**TASK DESCRIPTION:** Transcribe the listing verbatim. Do not carry over any pictures.

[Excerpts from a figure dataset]
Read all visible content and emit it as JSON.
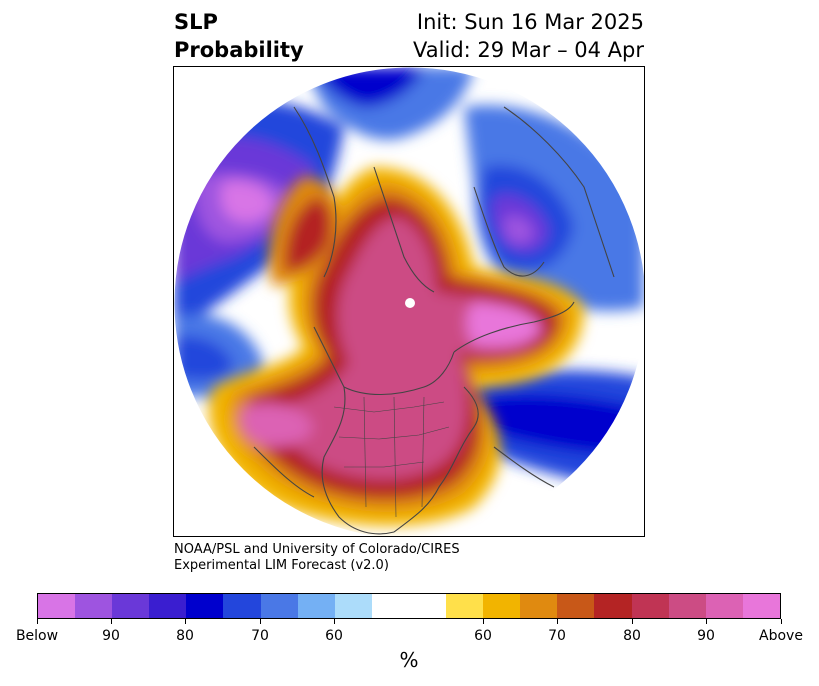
{
  "title": {
    "left_line1": "SLP",
    "left_line2": "Probability",
    "right_line1": "Init: Sun 16 Mar 2025",
    "right_line2": "Valid: 29 Mar – 04 Apr"
  },
  "credit": {
    "line1": "NOAA/PSL and University of Colorado/CIRES",
    "line2": "Experimental LIM Forecast (v2.0)"
  },
  "colorbar": {
    "unit": "%",
    "colors": [
      "#d874e6",
      "#9e54e0",
      "#6a38d8",
      "#3a1ed0",
      "#0000cd",
      "#2346dc",
      "#4a78e6",
      "#74b0f4",
      "#acdcfa",
      "#ffffff",
      "#ffe04a",
      "#f2b400",
      "#e08a10",
      "#c85818",
      "#b42424",
      "#c03454",
      "#cc4c84",
      "#dc62b4",
      "#e876da"
    ],
    "ticks": [
      {
        "label": "Below"
      },
      {
        "label": "90"
      },
      {
        "label": "80"
      },
      {
        "label": "70"
      },
      {
        "label": "60"
      },
      {
        "label": "60"
      },
      {
        "label": "70"
      },
      {
        "label": "80"
      },
      {
        "label": "90"
      },
      {
        "label": "Above"
      }
    ]
  },
  "map": {
    "projection": "north-polar-stereographic",
    "variable": "sea-level pressure probability",
    "features": [
      "above-normal-probability-over-north-america-and-arctic",
      "below-normal-probability-over-north-pacific-and-north-atlantic",
      "coastlines",
      "country-borders",
      "us-state-borders"
    ]
  }
}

**EXERCISE RESULT:**
Read all visible content and emit it as JSON.
{
  "title": {
    "left_line1": "SLP",
    "left_line2": "Probability",
    "right_line1": "Init: Sun 16 Mar 2025",
    "right_line2": "Valid: 29 Mar – 04 Apr"
  },
  "credit": {
    "line1": "NOAA/PSL and University of Colorado/CIRES",
    "line2": "Experimental LIM Forecast (v2.0)"
  },
  "colorbar": {
    "unit": "%",
    "colors": [
      "#d874e6",
      "#9e54e0",
      "#6a38d8",
      "#3a1ed0",
      "#0000cd",
      "#2346dc",
      "#4a78e6",
      "#74b0f4",
      "#acdcfa",
      "#ffffff",
      "#ffe04a",
      "#f2b400",
      "#e08a10",
      "#c85818",
      "#b42424",
      "#c03454",
      "#cc4c84",
      "#dc62b4",
      "#e876da"
    ],
    "ticks": [
      {
        "label": "Below"
      },
      {
        "label": "90"
      },
      {
        "label": "80"
      },
      {
        "label": "70"
      },
      {
        "label": "60"
      },
      {
        "label": "60"
      },
      {
        "label": "70"
      },
      {
        "label": "80"
      },
      {
        "label": "90"
      },
      {
        "label": "Above"
      }
    ]
  },
  "map": {
    "projection": "north-polar-stereographic",
    "variable": "sea-level pressure probability",
    "features": [
      "above-normal-probability-over-north-america-and-arctic",
      "below-normal-probability-over-north-pacific-and-north-atlantic",
      "coastlines",
      "country-borders",
      "us-state-borders"
    ]
  }
}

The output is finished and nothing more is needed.